*THE EXERCISE:*
Copy each line with the word "Marketing" in it.

*Extracts from a graphics dataset:*

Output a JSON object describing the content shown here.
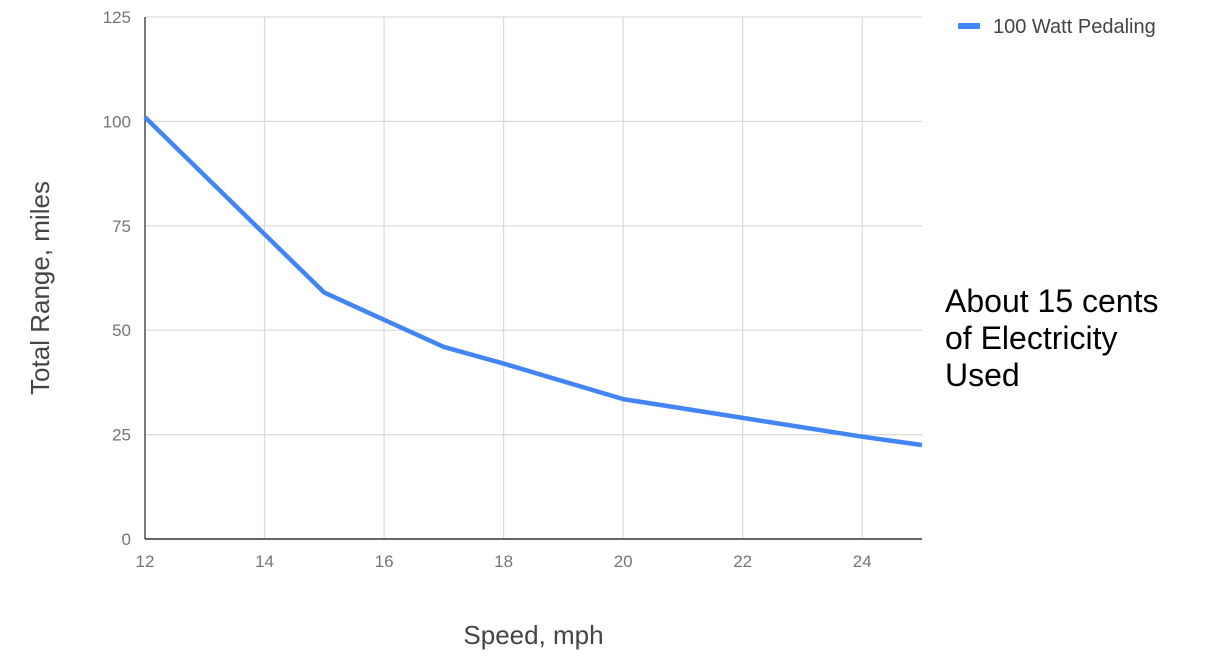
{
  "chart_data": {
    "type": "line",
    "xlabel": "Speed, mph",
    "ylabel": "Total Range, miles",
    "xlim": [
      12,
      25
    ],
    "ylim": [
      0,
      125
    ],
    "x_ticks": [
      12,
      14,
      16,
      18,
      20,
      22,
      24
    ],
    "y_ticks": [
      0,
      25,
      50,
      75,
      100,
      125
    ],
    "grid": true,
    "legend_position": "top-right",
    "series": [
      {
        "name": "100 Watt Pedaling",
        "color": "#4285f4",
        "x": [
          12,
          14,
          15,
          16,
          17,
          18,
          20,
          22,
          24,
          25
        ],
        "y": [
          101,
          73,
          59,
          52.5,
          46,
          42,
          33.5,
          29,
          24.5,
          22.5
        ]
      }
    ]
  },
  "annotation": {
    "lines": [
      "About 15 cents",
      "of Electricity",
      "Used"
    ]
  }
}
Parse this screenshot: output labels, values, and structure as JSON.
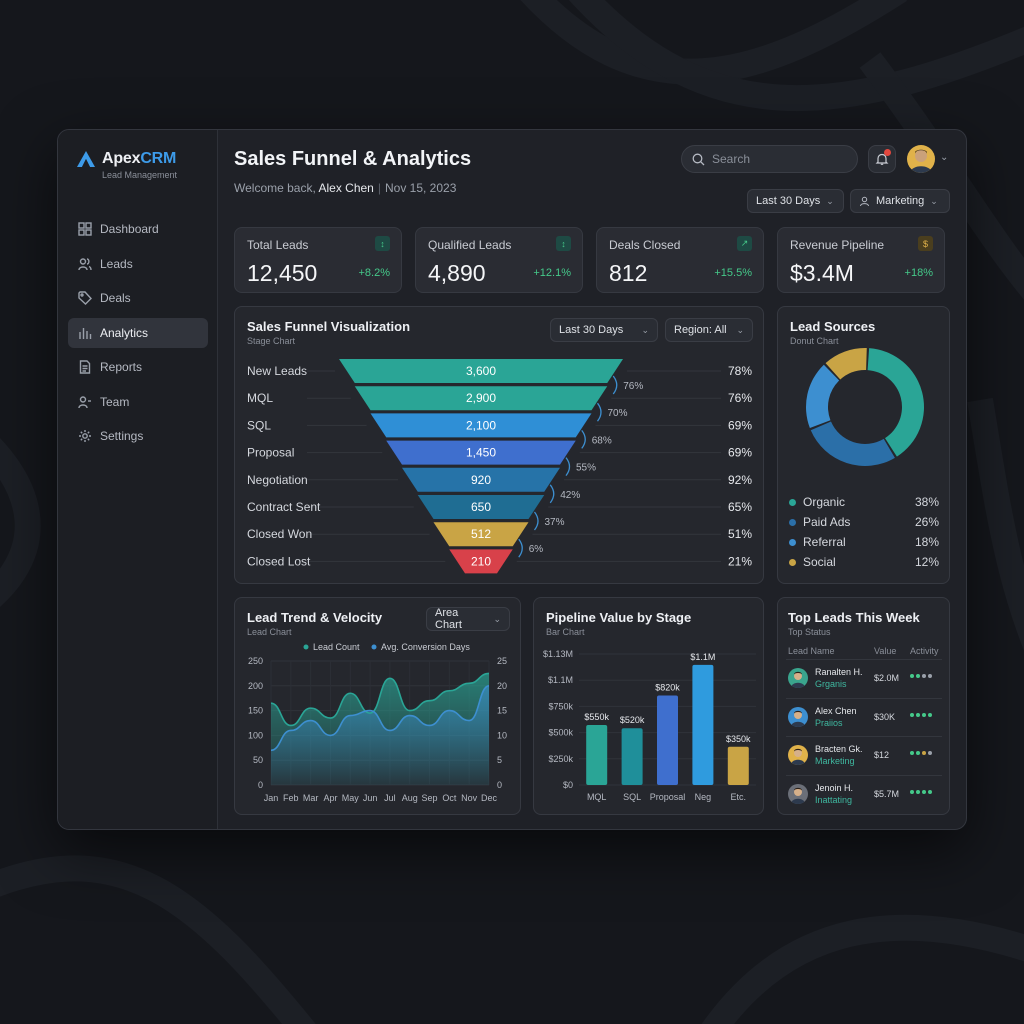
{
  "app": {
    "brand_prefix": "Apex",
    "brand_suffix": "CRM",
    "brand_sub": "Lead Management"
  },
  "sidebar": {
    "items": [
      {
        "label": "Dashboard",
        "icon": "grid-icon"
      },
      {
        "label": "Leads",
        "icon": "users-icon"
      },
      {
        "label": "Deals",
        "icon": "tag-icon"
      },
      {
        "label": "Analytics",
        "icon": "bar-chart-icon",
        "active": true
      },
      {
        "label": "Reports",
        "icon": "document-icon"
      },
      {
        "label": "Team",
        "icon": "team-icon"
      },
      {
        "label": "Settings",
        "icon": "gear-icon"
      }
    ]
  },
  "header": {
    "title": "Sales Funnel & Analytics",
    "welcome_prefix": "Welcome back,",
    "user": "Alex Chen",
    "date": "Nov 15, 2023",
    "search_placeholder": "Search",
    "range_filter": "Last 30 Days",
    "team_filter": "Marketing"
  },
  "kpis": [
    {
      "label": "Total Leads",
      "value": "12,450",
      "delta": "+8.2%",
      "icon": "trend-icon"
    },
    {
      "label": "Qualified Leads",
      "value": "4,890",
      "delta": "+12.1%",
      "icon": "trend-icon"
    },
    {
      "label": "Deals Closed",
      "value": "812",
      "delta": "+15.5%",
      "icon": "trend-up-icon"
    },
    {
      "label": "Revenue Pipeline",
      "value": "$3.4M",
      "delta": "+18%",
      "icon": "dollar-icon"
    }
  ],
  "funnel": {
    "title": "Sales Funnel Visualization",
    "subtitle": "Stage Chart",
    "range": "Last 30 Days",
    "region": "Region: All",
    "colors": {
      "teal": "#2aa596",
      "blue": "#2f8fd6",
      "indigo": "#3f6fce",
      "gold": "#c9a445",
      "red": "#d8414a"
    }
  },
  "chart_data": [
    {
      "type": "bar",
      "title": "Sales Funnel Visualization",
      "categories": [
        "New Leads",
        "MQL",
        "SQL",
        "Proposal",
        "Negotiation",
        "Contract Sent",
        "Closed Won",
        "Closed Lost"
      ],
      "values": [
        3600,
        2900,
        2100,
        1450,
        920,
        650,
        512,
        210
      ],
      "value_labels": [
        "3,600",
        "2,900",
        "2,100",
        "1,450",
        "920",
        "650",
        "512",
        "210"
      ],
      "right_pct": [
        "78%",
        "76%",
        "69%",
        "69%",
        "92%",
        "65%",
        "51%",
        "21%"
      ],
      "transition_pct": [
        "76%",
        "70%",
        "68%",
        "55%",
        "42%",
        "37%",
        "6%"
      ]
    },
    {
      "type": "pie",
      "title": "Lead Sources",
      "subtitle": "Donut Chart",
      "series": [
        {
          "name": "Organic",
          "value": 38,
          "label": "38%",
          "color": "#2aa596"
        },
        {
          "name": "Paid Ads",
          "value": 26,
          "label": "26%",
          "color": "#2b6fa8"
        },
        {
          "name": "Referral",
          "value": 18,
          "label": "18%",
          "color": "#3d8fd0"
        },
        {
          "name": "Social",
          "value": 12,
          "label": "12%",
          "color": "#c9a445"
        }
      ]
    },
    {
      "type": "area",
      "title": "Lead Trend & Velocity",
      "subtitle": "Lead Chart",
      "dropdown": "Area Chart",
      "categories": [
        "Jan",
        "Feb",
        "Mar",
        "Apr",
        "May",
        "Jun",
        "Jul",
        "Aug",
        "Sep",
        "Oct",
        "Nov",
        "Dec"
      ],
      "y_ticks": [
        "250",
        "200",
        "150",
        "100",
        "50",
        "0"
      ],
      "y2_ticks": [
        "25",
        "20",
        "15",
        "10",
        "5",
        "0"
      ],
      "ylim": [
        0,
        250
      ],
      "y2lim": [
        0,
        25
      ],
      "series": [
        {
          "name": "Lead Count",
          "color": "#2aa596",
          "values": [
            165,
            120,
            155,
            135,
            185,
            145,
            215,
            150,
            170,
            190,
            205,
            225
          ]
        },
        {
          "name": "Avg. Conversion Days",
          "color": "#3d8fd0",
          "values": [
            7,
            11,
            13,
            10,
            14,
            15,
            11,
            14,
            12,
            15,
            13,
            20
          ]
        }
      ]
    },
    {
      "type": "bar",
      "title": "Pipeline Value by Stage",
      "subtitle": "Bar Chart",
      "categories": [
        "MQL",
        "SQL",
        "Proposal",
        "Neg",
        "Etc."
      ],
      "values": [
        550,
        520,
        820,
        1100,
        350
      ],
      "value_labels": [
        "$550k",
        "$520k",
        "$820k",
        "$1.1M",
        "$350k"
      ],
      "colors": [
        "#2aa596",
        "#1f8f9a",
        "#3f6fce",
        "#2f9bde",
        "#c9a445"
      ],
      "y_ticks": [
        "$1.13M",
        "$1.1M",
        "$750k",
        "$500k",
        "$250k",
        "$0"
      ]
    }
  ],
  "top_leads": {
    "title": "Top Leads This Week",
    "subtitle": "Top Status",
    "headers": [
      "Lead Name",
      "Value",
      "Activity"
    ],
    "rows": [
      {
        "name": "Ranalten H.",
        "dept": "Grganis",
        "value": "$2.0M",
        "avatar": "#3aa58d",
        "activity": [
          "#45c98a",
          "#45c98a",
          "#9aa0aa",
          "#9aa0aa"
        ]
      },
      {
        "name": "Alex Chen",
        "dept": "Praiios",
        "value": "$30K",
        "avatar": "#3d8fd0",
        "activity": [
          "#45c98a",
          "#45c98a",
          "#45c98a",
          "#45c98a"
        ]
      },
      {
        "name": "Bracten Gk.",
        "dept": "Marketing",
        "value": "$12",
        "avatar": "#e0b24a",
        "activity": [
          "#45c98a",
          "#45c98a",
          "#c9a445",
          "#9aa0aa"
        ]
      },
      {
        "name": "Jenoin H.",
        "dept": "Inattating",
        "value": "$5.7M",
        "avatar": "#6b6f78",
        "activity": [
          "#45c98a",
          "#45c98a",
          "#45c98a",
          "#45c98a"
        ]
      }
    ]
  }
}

*RESPONSE BELOW:*
    "team_filter": "Marketing"
        "dept": "Marketing",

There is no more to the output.